Qualifying for a mortgage involves: an acceptable credit score, sufficient assets and stable income. These are to show you can support a mortgage payment, plus other liabilities. You must have a balance of all three to successfully qualify for financing. The following is what you must know when trying to qualify with “paper losses” on tax returns.
There are two types of mortgages. W-2 wage earners and self-employed individuals. Sometimes you can do both, but most of the time it is one or the other. A W-2 wage earner is someone that has no interest in the company in any capacity, does not have control over their income and subsequently has more stable income. Lenders are also usually able to qualify a W-2 wage earner more easily. That’s not to say if you are self-employed you can’t secure financing, but being a W-2 individual does make it easier. Self-employed individuals are either soul-proprietors or have ownership interest in some sort of business entity.
Here is where things can get tricky:
Rental Income Losses – On almost every mortgage loan application this can come back to bite the borrower. This is because rental losses, usually represent more expenses going out than there is revenue to cover the property. Lenders use a special Fannie Mae formula, which in most instances, next to losses look even worse. This is because the expenses are added back into the mortgage payment, then deducted from it over a 24-month period.
It is important to note: When purchasing a rental for the first time, some lenders will use an exception basis. The exception they are going to use is 75% of the projected market rentals. This is to help offset the mortgage payment as long as you are specifically purchasing a rental property.
Schedule C – This is a biggie. No one wants to pay an excessive amount of taxes, especially self-employed individuals. You may be aware; taxation is higher for self-employed individuals. So it goes without saying: every accountant wants to be a hero by saving you money when helping with your tax returns. They are doing this, but at the expense of your refinancing or buying a home. Writing off all your expenses, or worse, showing negative income means the lender literally has negative income to offset a proposed mortgage payment. Even if you own a home already, have excellent credit and have an impeccable payment history, it does not matter. The income on paper is what lenders look at. For short, CCI, which is Cash, Credit and Income.

→ Set problem 1: Retype the rows verbatim, from the one containing "y-tick-label: 10 [16, 98, 30, 114]" down to the final row, with both of these rows included.

→ Recorded information:
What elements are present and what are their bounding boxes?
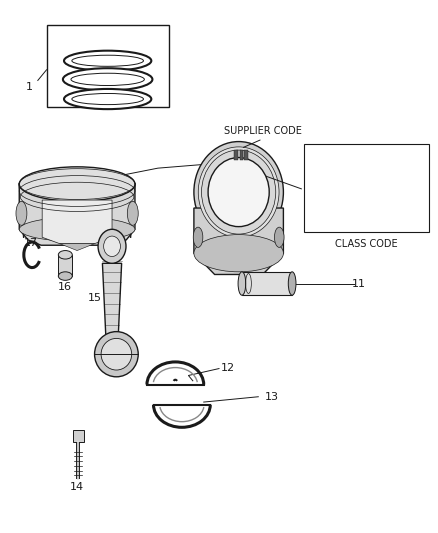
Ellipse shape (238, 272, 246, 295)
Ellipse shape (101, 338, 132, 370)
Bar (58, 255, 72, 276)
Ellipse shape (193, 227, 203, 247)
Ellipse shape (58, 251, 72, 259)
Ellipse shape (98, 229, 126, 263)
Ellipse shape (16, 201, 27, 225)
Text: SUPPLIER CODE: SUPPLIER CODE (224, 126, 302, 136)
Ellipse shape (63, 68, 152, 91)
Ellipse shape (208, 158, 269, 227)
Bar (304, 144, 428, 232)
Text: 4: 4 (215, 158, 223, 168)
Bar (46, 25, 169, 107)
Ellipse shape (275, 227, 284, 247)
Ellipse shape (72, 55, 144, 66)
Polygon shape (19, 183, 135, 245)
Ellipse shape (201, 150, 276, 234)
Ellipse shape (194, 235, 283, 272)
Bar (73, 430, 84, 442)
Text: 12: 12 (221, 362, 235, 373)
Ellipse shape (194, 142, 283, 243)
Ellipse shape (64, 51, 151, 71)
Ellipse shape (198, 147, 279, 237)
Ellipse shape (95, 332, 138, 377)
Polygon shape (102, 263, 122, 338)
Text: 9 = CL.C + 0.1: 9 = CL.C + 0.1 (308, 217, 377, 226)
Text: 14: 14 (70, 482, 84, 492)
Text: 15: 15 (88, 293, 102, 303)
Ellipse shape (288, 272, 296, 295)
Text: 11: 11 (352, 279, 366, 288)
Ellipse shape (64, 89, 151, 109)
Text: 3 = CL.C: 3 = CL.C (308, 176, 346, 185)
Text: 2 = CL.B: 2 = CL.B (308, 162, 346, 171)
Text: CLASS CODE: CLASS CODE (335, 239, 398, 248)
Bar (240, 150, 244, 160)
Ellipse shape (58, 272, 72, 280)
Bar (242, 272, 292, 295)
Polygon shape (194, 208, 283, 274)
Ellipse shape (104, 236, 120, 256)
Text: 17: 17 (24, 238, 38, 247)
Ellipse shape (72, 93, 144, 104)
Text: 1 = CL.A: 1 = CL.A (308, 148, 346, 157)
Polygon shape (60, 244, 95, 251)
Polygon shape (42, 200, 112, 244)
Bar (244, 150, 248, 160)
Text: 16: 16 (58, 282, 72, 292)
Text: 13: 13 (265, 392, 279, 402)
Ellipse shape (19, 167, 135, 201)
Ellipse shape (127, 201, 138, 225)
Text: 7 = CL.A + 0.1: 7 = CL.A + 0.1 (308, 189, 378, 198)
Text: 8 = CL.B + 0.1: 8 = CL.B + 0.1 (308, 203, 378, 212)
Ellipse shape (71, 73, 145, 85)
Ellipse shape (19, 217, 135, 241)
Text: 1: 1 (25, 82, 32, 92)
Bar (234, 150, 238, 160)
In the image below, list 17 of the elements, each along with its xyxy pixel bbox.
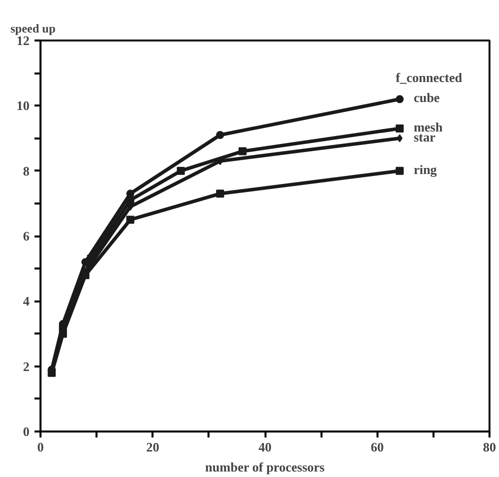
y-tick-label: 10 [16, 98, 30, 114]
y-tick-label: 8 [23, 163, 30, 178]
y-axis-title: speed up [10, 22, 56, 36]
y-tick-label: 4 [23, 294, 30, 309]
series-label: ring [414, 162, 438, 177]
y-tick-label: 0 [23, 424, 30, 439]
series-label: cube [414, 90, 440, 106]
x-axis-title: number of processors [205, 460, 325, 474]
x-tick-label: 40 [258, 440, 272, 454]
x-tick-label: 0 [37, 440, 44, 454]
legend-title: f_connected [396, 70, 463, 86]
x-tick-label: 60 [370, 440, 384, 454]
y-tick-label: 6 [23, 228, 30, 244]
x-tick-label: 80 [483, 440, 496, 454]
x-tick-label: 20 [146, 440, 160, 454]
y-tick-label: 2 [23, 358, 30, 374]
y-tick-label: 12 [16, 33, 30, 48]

→ Set problem 2: Extend the passage on qualifying for a mortgage with paper losses on tax returns, continuing after its final sentence.

→ Result 1:
y-tick-label: 10 [16, 98, 30, 114]
y-tick-label: 8 [23, 163, 30, 178]
y-axis-title: speed up [10, 22, 56, 36]
y-tick-label: 4 [23, 294, 30, 309]
series-label: ring [414, 162, 438, 177]
y-tick-label: 0 [23, 424, 30, 439]
series-label: cube [414, 90, 440, 106]
x-axis-title: number of processors [205, 460, 325, 474]
x-tick-label: 40 [258, 440, 272, 454]
x-tick-label: 0 [37, 440, 44, 454]
legend-title: f_connected [396, 70, 463, 86]
x-tick-label: 60 [370, 440, 384, 454]
y-tick-label: 6 [23, 228, 30, 244]
x-tick-label: 80 [483, 440, 496, 454]
x-tick-label: 20 [146, 440, 160, 454]
y-tick-label: 2 [23, 358, 30, 374]
y-tick-label: 12 [16, 33, 30, 48]

→ Result 2:
Entity Losses – The following scenario is a common one where a borrower pays themselves a W-2 wage along with a paystub, at the expense of bleeding the company dry. This will become problematic, because there almost certainly will be lower income figures. The same income figures the borrower is trying to qualify with. It does not work. Consult your tax professional.
In short any negative income being reported on personal and/or corporate tax returns, will hurt your chances of qualifying for financing. As a result, one of these may be an offset, but they are not limited to the following:
Waiting until the following year – Depending on the severity of how much income loss there is, you may need to do a two-in-one. This means showing two years of income in one year. This is to offset the two year averaging lenders use when calculating your income.
Changing loan programs – This could be an array of different things, but it may mean going from a Conventional mortgage to a FHA mortgage for example.
Investigating more – You might need to put more money down to purchase a home than you otherwise thought. You would do this if your income is lower than what your purchase price expectations are.
Paying off debt – Depending on your financial scenario, paying off consumer obligations is always a smart and healthy approach. Even if it requires some of your cash. Getting rid of a credit card at 11% with a payment at $200 a month may help.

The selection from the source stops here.